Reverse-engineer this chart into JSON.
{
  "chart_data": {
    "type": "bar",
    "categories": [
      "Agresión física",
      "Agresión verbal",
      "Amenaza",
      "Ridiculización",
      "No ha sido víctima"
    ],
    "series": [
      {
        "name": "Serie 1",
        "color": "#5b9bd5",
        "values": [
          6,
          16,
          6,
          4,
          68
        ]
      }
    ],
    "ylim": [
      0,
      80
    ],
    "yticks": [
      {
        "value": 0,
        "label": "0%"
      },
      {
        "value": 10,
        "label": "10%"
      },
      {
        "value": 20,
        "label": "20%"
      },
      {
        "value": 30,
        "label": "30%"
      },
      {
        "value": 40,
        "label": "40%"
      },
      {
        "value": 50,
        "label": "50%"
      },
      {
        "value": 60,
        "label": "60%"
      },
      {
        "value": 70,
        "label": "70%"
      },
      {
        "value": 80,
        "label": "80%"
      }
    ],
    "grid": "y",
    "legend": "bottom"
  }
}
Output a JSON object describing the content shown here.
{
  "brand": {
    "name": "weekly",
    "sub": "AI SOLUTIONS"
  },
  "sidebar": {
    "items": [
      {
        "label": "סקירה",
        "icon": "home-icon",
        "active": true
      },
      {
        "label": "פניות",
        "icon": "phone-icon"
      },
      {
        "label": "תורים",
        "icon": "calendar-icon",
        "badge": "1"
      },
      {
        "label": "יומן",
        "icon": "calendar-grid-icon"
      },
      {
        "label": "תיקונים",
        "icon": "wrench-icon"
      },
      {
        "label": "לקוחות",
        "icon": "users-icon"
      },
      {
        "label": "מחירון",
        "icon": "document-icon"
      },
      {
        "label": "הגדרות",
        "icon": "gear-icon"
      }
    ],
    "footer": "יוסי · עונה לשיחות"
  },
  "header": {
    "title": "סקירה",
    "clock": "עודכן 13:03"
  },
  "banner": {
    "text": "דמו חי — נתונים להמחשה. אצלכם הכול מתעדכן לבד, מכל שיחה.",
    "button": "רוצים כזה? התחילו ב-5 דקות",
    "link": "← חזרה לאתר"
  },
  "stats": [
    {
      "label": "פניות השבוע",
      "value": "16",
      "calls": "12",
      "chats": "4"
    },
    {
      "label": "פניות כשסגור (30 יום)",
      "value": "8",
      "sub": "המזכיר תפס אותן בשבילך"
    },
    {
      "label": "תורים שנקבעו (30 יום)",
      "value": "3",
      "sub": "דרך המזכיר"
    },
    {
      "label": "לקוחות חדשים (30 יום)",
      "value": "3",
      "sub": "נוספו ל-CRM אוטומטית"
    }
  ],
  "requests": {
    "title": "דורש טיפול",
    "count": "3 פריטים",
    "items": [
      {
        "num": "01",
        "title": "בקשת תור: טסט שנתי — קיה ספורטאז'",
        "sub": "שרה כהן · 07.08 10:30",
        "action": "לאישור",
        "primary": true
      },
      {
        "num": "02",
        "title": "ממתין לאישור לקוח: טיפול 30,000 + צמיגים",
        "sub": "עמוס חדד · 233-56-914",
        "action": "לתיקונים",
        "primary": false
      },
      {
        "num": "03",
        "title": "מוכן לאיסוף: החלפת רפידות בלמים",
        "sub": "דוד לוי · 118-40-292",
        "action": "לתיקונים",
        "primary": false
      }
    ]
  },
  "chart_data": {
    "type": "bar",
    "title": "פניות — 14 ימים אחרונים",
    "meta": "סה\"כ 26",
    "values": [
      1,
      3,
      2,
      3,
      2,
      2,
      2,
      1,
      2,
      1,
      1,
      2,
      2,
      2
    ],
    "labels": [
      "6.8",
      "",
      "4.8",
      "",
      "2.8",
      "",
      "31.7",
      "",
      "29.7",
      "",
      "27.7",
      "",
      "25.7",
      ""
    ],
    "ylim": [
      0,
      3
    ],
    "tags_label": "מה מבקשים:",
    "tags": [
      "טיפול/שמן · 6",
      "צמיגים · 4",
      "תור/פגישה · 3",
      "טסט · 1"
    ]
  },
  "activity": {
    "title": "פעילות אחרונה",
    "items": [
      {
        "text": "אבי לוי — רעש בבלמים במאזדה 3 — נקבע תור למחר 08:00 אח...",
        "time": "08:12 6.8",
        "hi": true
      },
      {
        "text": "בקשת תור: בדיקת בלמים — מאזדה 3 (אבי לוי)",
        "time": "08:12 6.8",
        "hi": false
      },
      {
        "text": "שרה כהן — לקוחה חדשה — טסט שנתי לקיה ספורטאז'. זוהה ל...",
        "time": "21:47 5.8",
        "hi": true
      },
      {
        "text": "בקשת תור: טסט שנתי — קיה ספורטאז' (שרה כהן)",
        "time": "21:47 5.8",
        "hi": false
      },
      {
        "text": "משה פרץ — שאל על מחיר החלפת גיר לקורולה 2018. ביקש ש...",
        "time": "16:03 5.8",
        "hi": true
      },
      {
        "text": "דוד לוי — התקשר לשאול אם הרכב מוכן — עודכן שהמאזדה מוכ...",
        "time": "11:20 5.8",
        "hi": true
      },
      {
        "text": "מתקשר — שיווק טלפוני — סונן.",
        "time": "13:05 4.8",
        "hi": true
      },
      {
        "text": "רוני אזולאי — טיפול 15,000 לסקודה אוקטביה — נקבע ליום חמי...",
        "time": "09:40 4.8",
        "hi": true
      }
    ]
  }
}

INSTRUCTIONS FOR THE TASK
Report how many lines of the data contain the word "החלפת", using the number alone.

TASK RESPONSE
2